Short exercise –
Extract every line of the material that holds the string "data".

── Listed records

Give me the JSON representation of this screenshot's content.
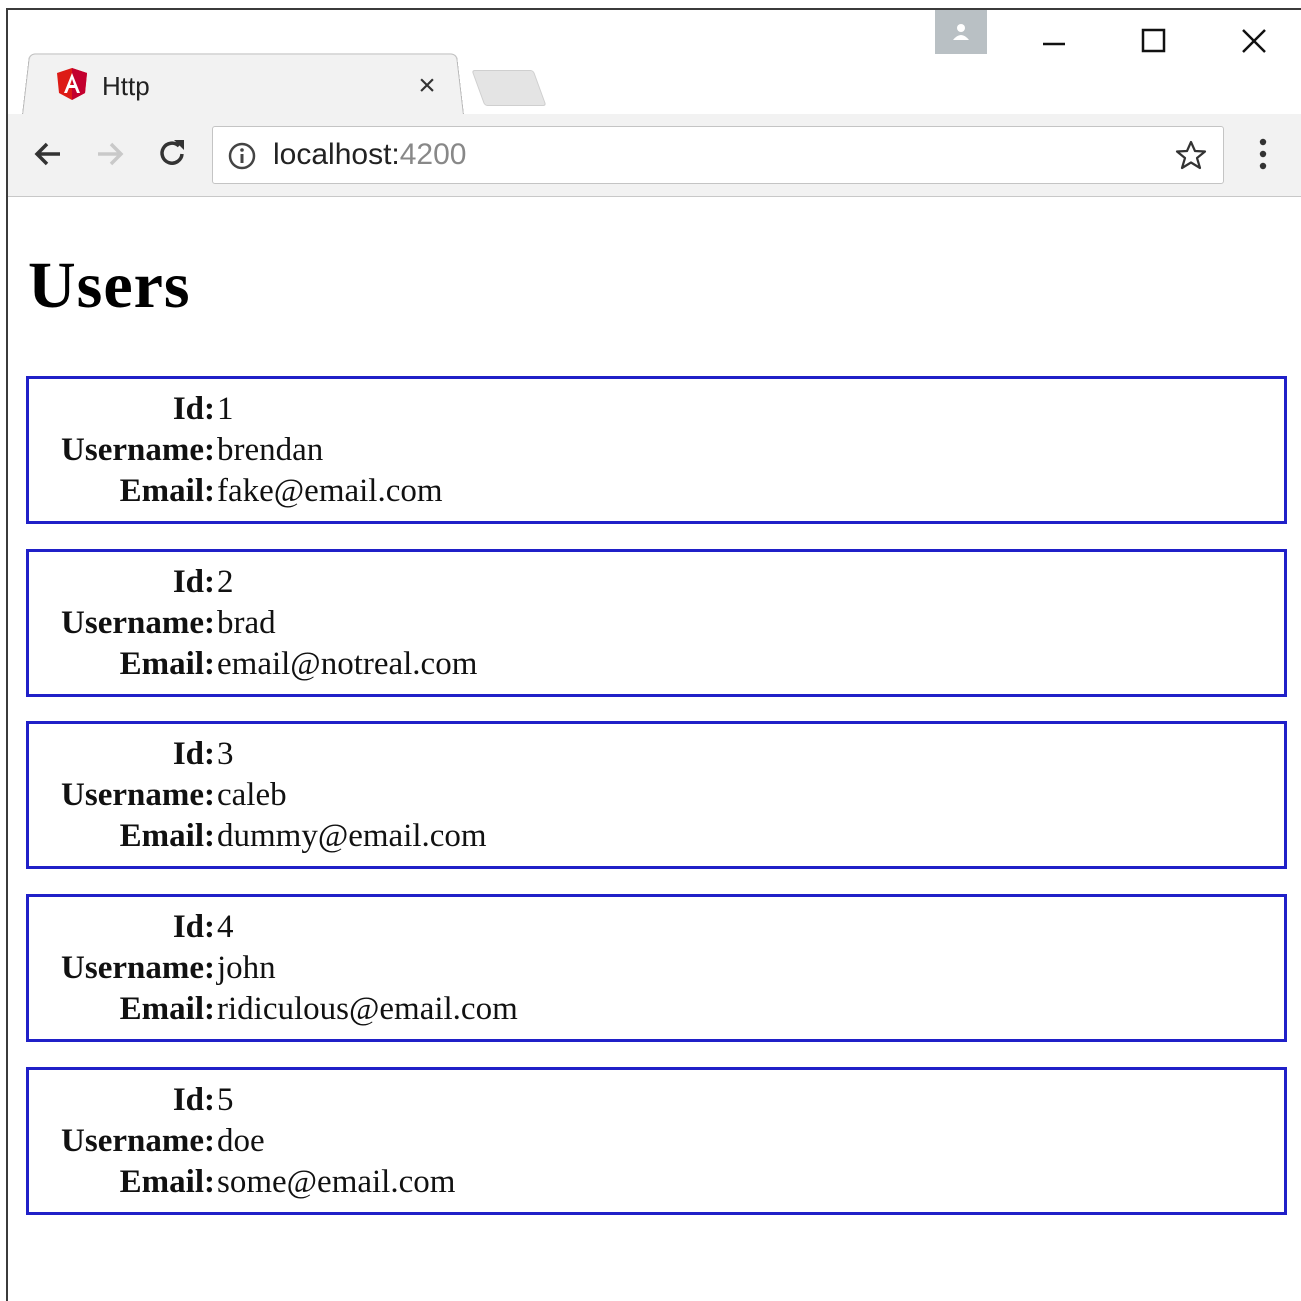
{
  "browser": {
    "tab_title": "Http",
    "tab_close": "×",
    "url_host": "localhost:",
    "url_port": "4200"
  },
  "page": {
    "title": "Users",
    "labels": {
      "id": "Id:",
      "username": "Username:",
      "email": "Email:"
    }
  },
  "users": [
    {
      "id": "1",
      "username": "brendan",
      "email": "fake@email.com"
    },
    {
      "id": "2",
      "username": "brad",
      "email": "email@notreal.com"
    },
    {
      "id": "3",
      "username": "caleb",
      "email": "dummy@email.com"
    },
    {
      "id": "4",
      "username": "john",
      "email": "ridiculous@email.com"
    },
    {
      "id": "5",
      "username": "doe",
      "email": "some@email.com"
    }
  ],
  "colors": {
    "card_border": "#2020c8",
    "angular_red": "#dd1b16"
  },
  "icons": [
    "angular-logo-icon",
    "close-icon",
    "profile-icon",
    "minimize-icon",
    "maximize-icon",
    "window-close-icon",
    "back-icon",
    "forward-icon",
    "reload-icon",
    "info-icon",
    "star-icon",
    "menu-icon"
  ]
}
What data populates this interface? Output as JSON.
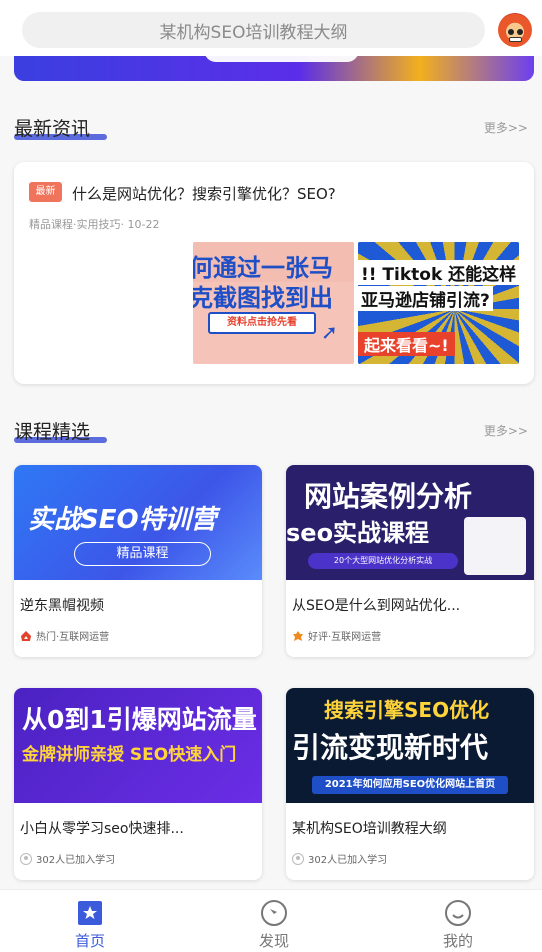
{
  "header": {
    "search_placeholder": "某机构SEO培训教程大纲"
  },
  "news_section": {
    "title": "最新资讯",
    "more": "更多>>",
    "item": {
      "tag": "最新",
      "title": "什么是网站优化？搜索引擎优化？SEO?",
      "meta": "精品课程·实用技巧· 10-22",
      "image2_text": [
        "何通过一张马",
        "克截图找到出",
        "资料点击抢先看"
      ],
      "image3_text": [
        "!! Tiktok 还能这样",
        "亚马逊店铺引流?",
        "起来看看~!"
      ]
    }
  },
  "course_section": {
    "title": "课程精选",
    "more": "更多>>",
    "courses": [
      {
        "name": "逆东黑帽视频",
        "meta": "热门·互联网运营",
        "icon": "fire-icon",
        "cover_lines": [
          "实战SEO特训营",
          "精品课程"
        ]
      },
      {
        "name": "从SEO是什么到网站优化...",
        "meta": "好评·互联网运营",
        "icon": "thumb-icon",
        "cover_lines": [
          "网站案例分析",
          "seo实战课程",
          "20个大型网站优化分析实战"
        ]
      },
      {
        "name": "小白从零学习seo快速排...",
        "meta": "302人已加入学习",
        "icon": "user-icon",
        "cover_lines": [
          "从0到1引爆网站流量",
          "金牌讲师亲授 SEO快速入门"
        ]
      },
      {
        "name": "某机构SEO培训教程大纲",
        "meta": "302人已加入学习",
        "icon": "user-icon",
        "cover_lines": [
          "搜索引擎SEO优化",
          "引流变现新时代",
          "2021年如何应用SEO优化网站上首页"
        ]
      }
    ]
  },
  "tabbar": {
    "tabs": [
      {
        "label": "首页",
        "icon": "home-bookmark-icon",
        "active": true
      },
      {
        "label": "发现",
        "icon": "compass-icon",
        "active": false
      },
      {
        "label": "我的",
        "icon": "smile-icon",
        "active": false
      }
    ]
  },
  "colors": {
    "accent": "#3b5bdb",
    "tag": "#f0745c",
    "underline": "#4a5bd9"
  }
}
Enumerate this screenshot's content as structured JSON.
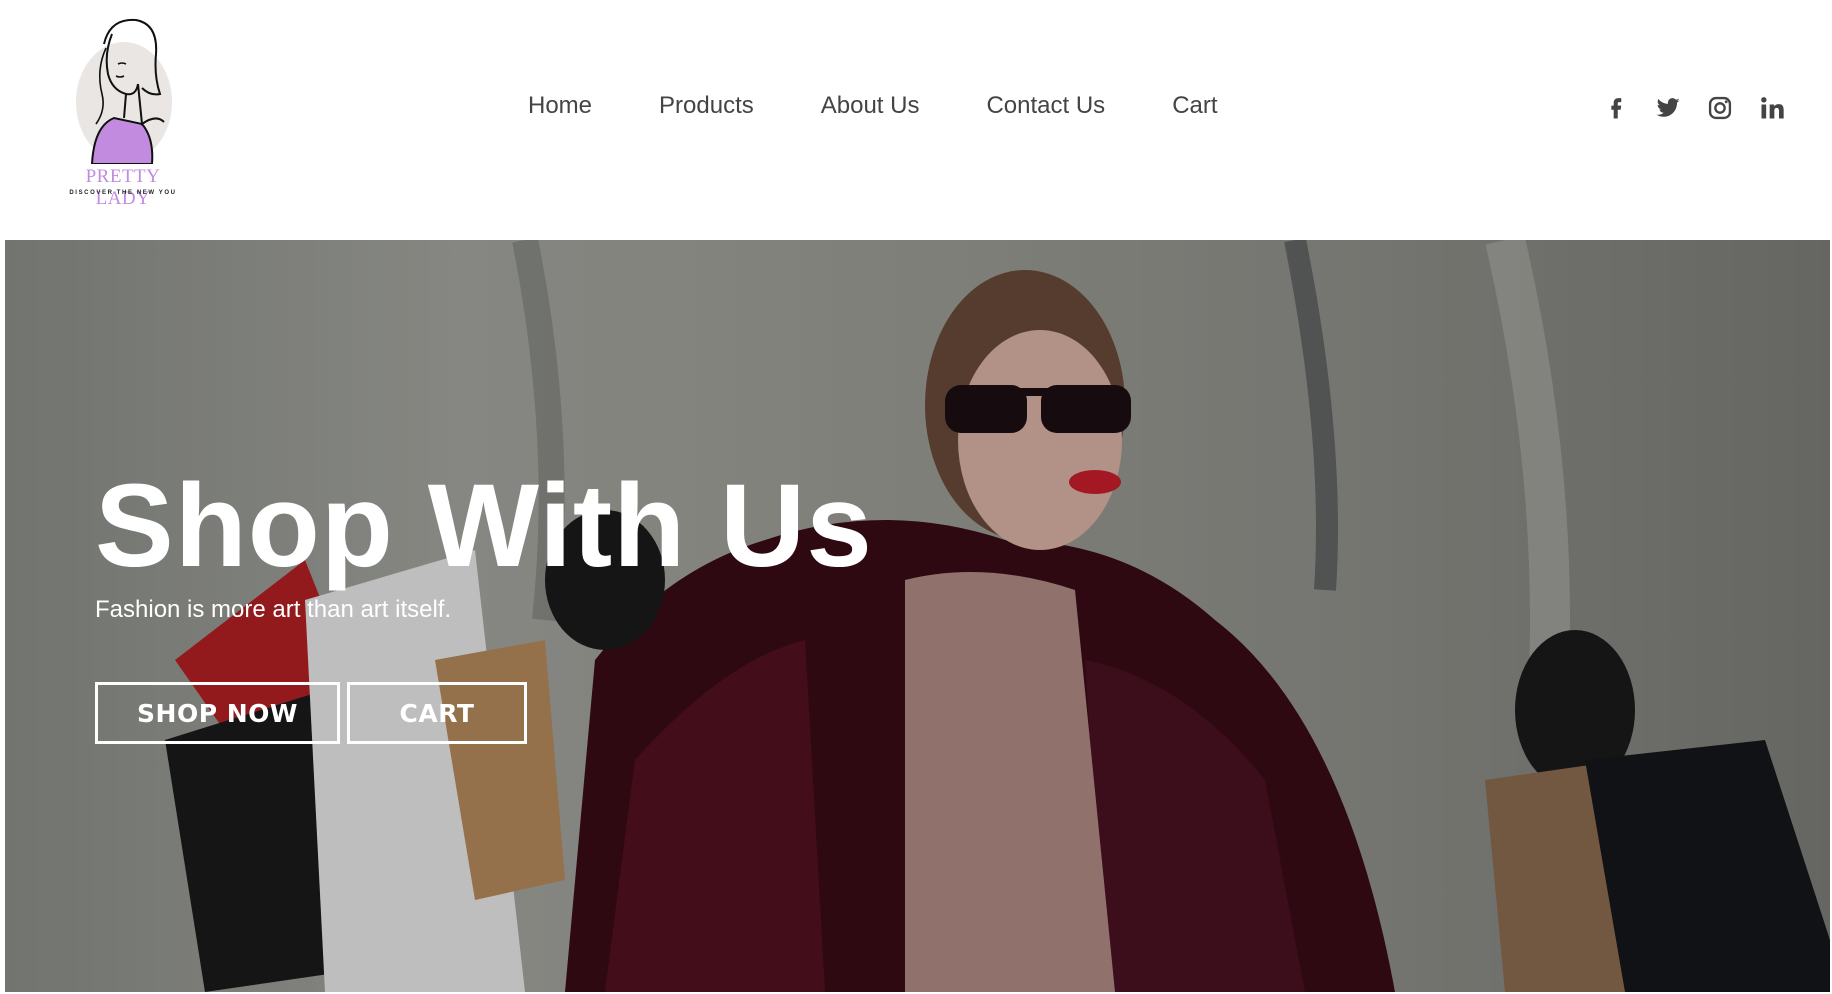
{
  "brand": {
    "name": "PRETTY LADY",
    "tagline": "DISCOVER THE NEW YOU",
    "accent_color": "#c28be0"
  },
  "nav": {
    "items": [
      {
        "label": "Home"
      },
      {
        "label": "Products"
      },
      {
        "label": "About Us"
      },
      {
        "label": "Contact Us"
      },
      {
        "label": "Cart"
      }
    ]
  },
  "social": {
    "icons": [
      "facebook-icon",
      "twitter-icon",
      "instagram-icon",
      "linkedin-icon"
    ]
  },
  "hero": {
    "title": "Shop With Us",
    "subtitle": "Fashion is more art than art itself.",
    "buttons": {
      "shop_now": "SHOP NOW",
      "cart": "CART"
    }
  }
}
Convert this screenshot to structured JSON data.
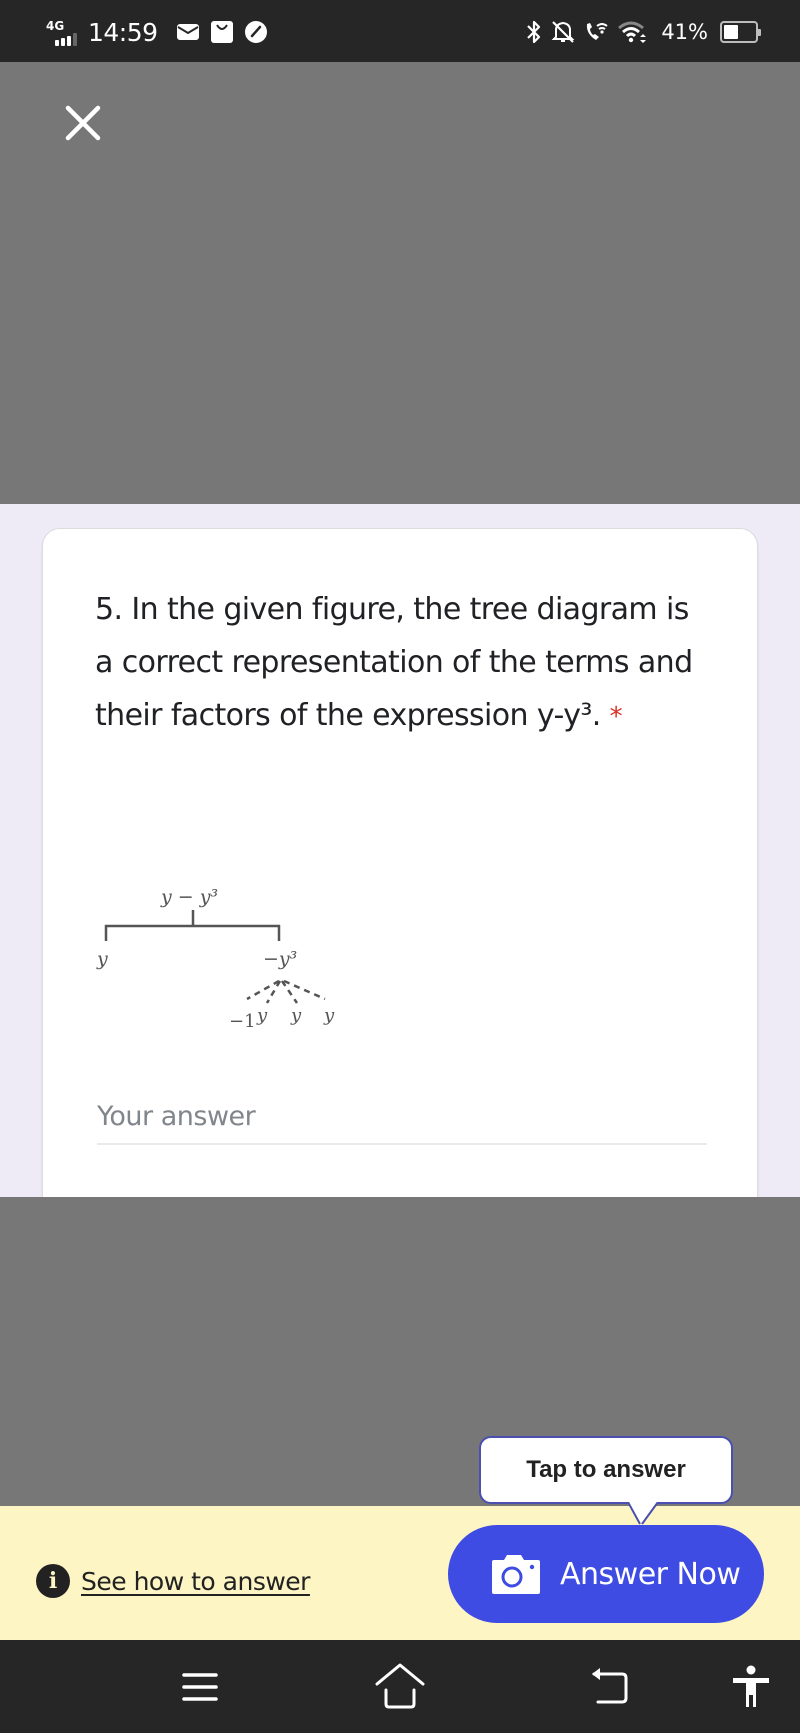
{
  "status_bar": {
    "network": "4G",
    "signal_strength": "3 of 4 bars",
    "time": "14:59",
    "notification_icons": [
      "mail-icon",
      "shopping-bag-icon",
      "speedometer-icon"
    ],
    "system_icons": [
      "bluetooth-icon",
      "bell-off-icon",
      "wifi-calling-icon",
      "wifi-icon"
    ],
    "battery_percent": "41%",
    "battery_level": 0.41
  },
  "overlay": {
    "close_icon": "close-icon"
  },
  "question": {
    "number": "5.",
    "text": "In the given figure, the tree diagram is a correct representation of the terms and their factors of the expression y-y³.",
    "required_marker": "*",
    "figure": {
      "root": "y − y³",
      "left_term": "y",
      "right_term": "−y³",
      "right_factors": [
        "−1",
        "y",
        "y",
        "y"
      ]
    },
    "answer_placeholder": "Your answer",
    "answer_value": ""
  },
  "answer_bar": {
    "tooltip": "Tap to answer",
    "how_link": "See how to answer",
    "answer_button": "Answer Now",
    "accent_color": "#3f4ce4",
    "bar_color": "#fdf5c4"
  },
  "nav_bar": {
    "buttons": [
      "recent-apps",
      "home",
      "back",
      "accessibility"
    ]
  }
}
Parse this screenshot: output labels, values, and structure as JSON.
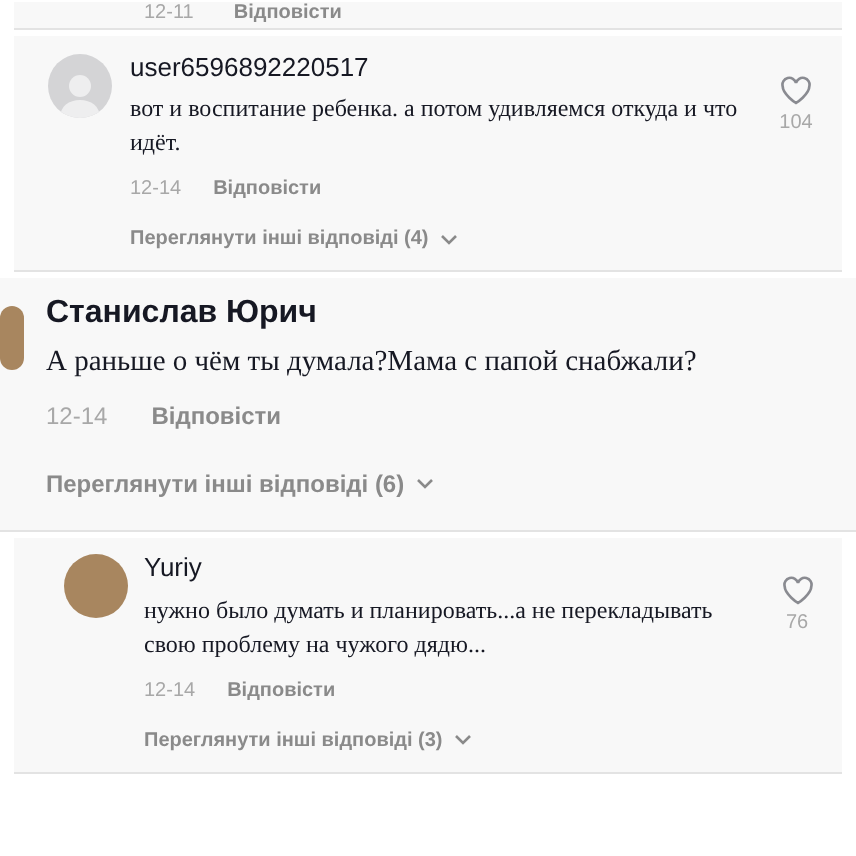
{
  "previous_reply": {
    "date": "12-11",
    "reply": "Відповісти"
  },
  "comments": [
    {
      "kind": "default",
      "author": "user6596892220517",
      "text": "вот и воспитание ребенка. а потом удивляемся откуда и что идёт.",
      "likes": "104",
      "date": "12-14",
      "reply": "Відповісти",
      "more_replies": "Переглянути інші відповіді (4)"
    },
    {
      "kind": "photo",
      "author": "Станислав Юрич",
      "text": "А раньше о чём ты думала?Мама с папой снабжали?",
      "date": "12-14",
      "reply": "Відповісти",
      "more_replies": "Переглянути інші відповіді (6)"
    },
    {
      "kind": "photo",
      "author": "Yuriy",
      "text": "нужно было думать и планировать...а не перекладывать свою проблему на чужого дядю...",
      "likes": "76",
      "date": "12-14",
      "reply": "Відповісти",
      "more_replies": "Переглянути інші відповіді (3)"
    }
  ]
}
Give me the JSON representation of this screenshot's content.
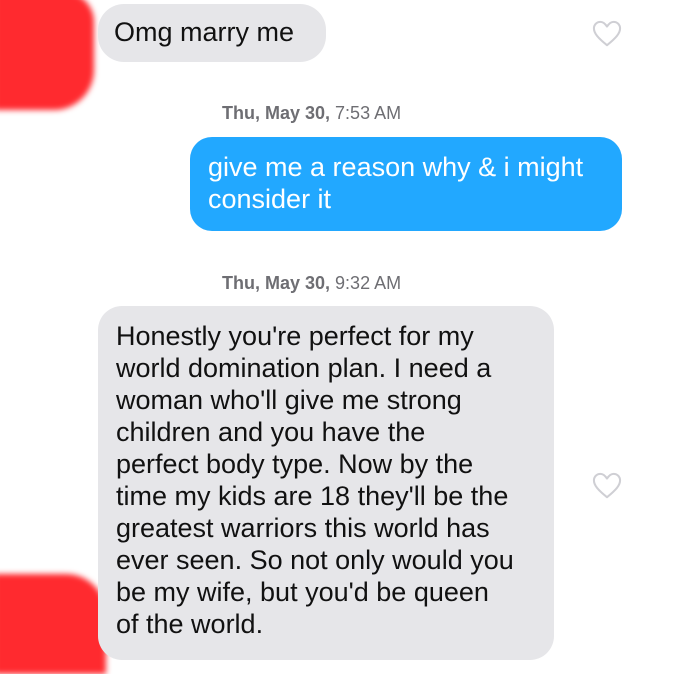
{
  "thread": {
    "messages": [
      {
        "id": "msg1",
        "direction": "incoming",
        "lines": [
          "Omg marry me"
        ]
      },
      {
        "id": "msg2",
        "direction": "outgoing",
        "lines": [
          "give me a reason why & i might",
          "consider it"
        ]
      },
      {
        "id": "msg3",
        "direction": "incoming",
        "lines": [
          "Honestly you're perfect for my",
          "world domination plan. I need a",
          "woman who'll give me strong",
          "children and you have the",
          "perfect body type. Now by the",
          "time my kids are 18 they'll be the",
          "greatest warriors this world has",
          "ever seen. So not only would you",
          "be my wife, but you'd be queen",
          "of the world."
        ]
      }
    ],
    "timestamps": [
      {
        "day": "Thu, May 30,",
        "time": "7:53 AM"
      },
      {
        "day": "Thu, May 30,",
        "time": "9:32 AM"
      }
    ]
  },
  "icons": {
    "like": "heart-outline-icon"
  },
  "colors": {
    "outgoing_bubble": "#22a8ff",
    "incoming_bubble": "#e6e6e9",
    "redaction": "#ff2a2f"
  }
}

────

Worked solution –
What data populates this interface? Output as JSON.
Convert this screenshot to structured JSON data.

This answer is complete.